= Task brief =
Pictures stay out of the copy; restate everything else in the material exactly.

Stored data entries
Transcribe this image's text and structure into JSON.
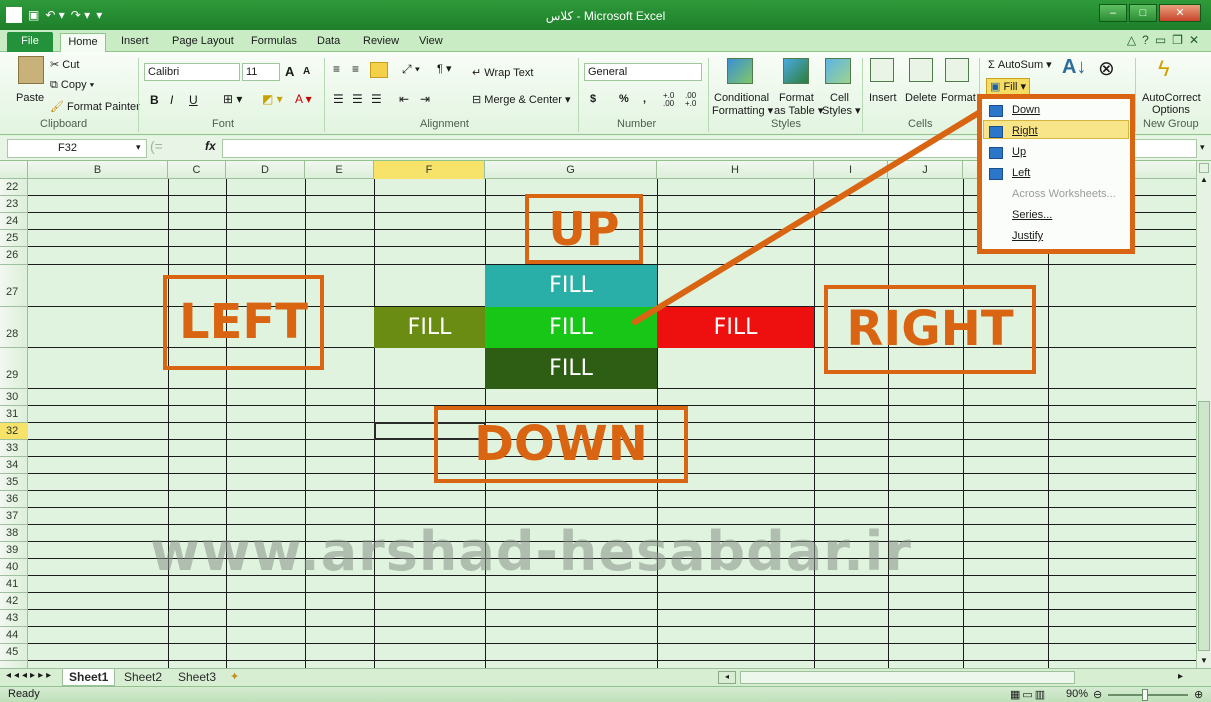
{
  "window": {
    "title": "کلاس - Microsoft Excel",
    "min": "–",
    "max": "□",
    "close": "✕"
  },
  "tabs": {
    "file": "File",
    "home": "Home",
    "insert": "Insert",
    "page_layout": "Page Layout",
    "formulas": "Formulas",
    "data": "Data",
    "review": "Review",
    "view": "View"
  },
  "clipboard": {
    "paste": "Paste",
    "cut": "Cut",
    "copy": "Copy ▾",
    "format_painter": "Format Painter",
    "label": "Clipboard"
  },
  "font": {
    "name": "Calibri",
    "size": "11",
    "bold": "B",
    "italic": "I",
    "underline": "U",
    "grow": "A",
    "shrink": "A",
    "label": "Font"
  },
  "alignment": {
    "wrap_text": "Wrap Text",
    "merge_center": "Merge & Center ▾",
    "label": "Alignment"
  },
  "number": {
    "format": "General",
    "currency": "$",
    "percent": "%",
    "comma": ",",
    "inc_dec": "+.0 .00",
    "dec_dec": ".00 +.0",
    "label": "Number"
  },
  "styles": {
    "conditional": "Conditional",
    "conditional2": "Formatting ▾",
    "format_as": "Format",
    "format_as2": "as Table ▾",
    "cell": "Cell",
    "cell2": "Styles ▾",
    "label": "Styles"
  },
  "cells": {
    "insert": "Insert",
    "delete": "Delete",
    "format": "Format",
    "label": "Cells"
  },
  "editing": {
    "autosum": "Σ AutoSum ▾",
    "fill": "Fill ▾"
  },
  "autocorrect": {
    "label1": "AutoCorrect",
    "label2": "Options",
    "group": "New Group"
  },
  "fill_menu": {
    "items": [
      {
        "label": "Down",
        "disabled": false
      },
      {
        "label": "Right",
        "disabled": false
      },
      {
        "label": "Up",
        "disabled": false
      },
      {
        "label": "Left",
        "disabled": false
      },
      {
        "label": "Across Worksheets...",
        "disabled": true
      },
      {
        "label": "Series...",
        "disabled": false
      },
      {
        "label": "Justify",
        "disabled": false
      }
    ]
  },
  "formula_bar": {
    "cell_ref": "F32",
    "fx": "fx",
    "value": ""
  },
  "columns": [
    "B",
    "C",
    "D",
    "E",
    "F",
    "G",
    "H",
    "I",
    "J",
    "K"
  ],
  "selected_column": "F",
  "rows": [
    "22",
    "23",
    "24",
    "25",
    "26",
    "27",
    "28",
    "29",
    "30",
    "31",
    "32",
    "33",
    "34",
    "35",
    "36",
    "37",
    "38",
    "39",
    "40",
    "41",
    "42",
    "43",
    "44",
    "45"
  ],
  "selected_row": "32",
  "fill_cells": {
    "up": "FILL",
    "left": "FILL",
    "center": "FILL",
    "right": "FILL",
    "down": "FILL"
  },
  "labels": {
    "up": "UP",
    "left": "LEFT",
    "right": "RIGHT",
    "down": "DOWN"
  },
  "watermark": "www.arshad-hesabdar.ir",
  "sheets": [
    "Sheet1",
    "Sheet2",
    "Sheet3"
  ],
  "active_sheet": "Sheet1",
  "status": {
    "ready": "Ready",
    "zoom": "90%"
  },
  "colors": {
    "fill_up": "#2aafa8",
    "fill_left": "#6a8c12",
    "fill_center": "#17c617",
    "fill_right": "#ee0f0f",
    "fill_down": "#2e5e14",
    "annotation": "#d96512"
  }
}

= The reply =
Transcribe this image's text and structure into JSON.
{
  "window": {
    "title": "کلاس - Microsoft Excel",
    "min": "–",
    "max": "□",
    "close": "✕"
  },
  "tabs": {
    "file": "File",
    "home": "Home",
    "insert": "Insert",
    "page_layout": "Page Layout",
    "formulas": "Formulas",
    "data": "Data",
    "review": "Review",
    "view": "View"
  },
  "clipboard": {
    "paste": "Paste",
    "cut": "Cut",
    "copy": "Copy ▾",
    "format_painter": "Format Painter",
    "label": "Clipboard"
  },
  "font": {
    "name": "Calibri",
    "size": "11",
    "bold": "B",
    "italic": "I",
    "underline": "U",
    "grow": "A",
    "shrink": "A",
    "label": "Font"
  },
  "alignment": {
    "wrap_text": "Wrap Text",
    "merge_center": "Merge & Center ▾",
    "label": "Alignment"
  },
  "number": {
    "format": "General",
    "currency": "$",
    "percent": "%",
    "comma": ",",
    "inc_dec": "+.0 .00",
    "dec_dec": ".00 +.0",
    "label": "Number"
  },
  "styles": {
    "conditional": "Conditional",
    "conditional2": "Formatting ▾",
    "format_as": "Format",
    "format_as2": "as Table ▾",
    "cell": "Cell",
    "cell2": "Styles ▾",
    "label": "Styles"
  },
  "cells": {
    "insert": "Insert",
    "delete": "Delete",
    "format": "Format",
    "label": "Cells"
  },
  "editing": {
    "autosum": "Σ AutoSum ▾",
    "fill": "Fill ▾"
  },
  "autocorrect": {
    "label1": "AutoCorrect",
    "label2": "Options",
    "group": "New Group"
  },
  "fill_menu": {
    "items": [
      {
        "label": "Down",
        "disabled": false
      },
      {
        "label": "Right",
        "disabled": false
      },
      {
        "label": "Up",
        "disabled": false
      },
      {
        "label": "Left",
        "disabled": false
      },
      {
        "label": "Across Worksheets...",
        "disabled": true
      },
      {
        "label": "Series...",
        "disabled": false
      },
      {
        "label": "Justify",
        "disabled": false
      }
    ]
  },
  "formula_bar": {
    "cell_ref": "F32",
    "fx": "fx",
    "value": ""
  },
  "columns": [
    "B",
    "C",
    "D",
    "E",
    "F",
    "G",
    "H",
    "I",
    "J",
    "K"
  ],
  "selected_column": "F",
  "rows": [
    "22",
    "23",
    "24",
    "25",
    "26",
    "27",
    "28",
    "29",
    "30",
    "31",
    "32",
    "33",
    "34",
    "35",
    "36",
    "37",
    "38",
    "39",
    "40",
    "41",
    "42",
    "43",
    "44",
    "45"
  ],
  "selected_row": "32",
  "fill_cells": {
    "up": "FILL",
    "left": "FILL",
    "center": "FILL",
    "right": "FILL",
    "down": "FILL"
  },
  "labels": {
    "up": "UP",
    "left": "LEFT",
    "right": "RIGHT",
    "down": "DOWN"
  },
  "watermark": "www.arshad-hesabdar.ir",
  "sheets": [
    "Sheet1",
    "Sheet2",
    "Sheet3"
  ],
  "active_sheet": "Sheet1",
  "status": {
    "ready": "Ready",
    "zoom": "90%"
  },
  "colors": {
    "fill_up": "#2aafa8",
    "fill_left": "#6a8c12",
    "fill_center": "#17c617",
    "fill_right": "#ee0f0f",
    "fill_down": "#2e5e14",
    "annotation": "#d96512"
  }
}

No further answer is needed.